• PROMPT:
Every record should be written out exactly, with the pictures left out.

• TASK INPUT:
.....
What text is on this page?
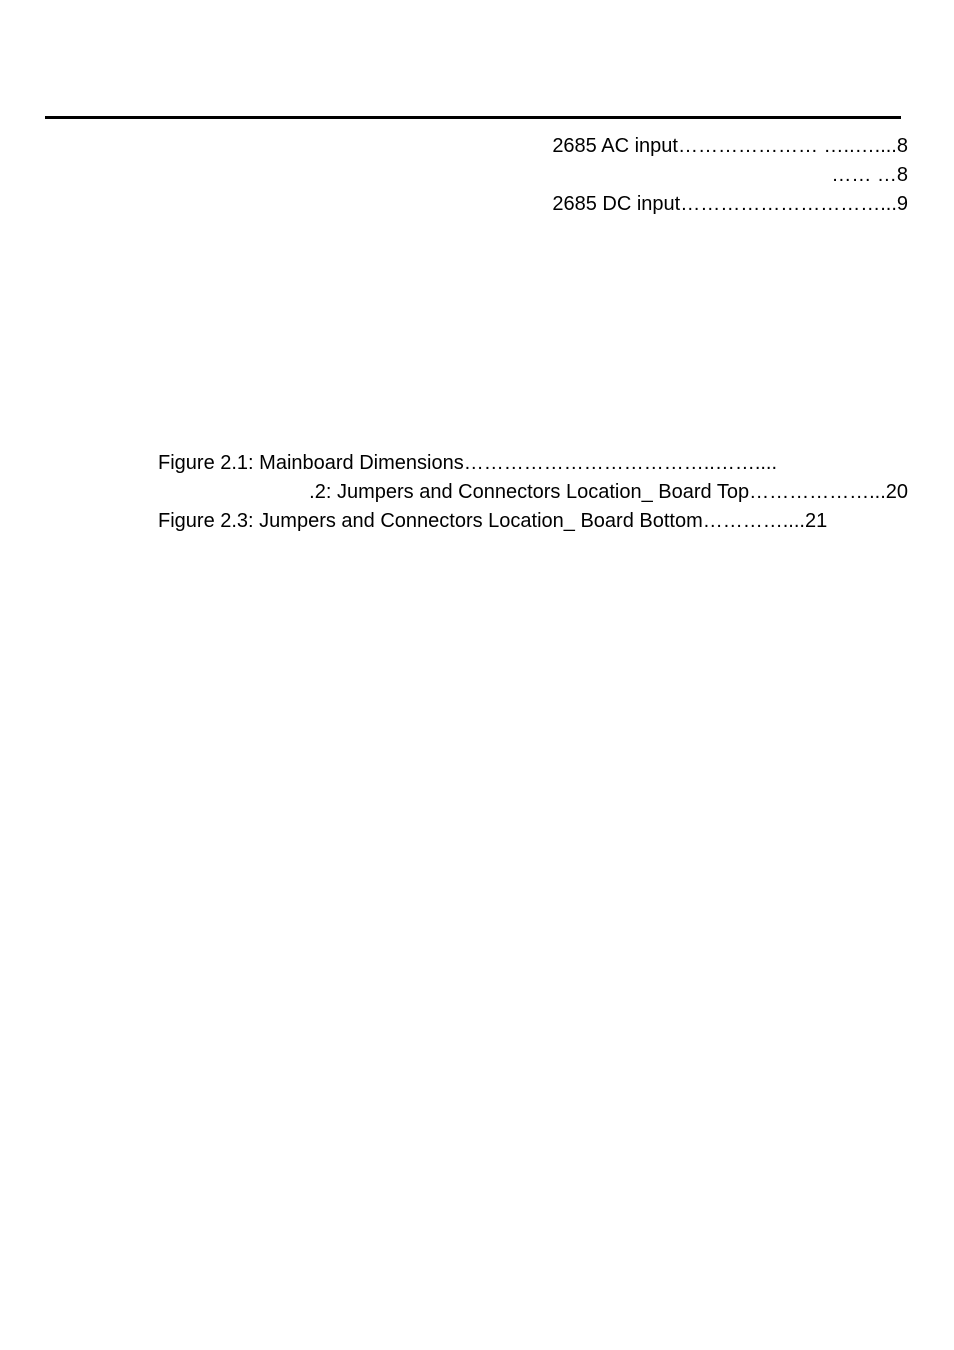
2685 AC input………………… …..…....8
…… …8
2685 DC input…………………………...9
Figure 2.1: Mainboard Dimensions………………………………..……....
.2: Jumpers and Connectors Location_ Board Top………………...20
Figure 2.3: Jumpers and Connectors Location_ Board Bottom…………....21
.....
• OUTPUT OF THE TASK:
What text is on this page?
2685 AC input………………… …..…....8
…… …8
2685 DC input…………………………...9
Figure 2.1: Mainboard Dimensions………………………………..……....
.2: Jumpers and Connectors Location_ Board Top………………...20
Figure 2.3: Jumpers and Connectors Location_ Board Bottom…………....21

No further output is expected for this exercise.